Aim ::
Give back the full listing verbatim, apart from its images.

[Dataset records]
________________

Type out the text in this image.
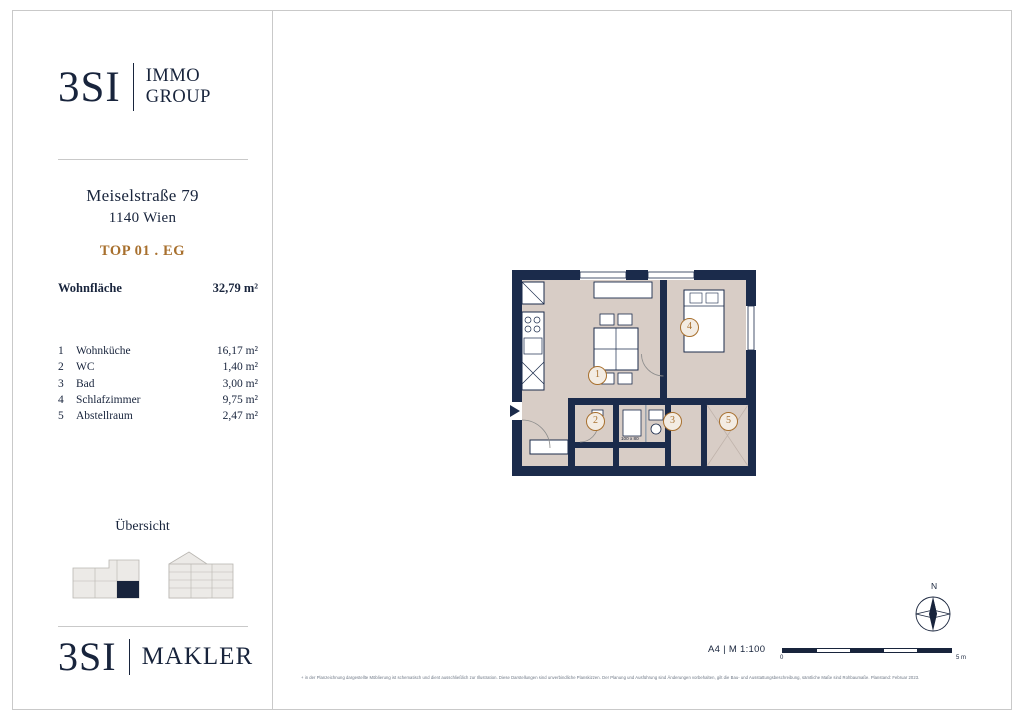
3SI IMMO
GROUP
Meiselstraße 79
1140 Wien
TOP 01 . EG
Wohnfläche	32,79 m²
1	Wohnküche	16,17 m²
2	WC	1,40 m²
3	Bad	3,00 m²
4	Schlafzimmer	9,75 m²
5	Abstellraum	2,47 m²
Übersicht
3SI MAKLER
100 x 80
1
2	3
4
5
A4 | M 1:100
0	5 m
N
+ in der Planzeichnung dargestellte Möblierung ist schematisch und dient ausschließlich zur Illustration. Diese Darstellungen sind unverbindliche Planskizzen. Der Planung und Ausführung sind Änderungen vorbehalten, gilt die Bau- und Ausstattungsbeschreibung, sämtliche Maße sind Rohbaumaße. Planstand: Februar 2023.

________________

Answer below ::
Type out the text in this image.
3SI IMMO
GROUP
Meiselstraße 79
1140 Wien
TOP 01 . EG
Wohnfläche	32,79 m²
1	Wohnküche	16,17 m²
2	WC	1,40 m²
3	Bad	3,00 m²
4	Schlafzimmer	9,75 m²
5	Abstellraum	2,47 m²
Übersicht
3SI MAKLER
100 x 80
1
2	3
4
5
A4 | M 1:100
0	5 m
N
+ in der Planzeichnung dargestellte Möblierung ist schematisch und dient ausschließlich zur Illustration. Diese Darstellungen sind unverbindliche Planskizzen. Der Planung und Ausführung sind Änderungen vorbehalten, gilt die Bau- und Ausstattungsbeschreibung, sämtliche Maße sind Rohbaumaße. Planstand: Februar 2023.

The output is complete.